== PROBLEM REQUIREMENTS ==
Look for the string "name" and copy every line that has it.

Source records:
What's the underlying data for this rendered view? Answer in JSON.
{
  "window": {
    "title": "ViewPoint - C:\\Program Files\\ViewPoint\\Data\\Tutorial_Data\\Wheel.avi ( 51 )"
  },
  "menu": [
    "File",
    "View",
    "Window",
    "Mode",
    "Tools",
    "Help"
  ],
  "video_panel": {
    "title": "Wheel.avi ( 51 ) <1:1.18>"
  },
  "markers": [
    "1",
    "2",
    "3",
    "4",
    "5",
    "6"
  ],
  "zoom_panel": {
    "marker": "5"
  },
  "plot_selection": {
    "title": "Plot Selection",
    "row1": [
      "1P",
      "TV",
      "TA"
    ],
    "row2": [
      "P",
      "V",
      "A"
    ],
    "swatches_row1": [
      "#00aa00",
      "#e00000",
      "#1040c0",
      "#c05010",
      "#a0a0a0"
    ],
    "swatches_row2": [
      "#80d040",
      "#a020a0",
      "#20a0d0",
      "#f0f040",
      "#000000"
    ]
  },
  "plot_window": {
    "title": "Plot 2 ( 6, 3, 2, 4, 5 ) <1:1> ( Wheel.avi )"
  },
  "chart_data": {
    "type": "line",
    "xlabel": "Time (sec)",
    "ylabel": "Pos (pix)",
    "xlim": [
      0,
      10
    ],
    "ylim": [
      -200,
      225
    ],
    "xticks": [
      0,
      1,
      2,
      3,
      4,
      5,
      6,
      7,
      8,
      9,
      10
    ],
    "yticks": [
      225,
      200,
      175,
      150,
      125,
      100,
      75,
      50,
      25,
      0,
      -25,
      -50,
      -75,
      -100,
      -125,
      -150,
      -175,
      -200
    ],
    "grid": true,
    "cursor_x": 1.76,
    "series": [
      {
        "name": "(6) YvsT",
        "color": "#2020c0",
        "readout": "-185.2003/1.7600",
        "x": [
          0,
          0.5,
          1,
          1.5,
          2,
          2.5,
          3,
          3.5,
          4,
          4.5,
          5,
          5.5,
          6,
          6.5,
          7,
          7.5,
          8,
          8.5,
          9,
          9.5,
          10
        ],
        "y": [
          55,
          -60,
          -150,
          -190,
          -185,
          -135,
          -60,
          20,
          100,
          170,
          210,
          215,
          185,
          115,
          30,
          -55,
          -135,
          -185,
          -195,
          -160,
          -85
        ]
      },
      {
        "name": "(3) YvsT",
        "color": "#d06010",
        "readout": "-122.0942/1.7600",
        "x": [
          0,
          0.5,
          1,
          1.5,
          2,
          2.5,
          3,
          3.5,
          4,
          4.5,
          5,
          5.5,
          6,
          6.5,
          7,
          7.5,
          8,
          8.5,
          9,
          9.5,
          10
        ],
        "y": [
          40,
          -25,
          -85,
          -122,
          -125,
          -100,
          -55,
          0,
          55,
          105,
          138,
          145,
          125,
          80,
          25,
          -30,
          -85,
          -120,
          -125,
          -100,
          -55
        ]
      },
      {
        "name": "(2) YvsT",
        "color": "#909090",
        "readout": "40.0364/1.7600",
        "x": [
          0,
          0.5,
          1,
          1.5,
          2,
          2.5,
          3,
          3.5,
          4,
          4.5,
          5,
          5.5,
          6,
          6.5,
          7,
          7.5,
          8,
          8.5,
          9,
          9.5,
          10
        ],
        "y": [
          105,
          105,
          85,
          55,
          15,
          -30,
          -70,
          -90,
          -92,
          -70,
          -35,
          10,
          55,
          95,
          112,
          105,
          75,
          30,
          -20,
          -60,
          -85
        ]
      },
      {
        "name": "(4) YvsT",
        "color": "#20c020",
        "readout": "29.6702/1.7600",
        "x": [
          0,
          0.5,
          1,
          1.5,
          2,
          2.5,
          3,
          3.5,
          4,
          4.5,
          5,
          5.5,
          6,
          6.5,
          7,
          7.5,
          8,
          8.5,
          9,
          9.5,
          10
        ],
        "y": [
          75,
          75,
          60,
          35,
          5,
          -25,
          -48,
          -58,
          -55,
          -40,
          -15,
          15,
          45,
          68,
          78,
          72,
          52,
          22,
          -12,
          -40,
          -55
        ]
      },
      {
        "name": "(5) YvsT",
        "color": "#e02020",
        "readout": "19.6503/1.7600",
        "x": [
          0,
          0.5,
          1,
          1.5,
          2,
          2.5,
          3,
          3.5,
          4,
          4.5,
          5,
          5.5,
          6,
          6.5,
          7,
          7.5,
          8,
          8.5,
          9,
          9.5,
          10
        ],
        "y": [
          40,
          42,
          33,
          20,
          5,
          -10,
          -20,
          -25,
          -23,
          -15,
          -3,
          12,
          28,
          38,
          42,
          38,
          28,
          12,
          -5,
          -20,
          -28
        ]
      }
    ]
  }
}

== FINISHED ANSWER ==
        "name": "(6) YvsT",
        "name": "(3) YvsT",
        "name": "(2) YvsT",
        "name": "(4) YvsT",
        "name": "(5) YvsT",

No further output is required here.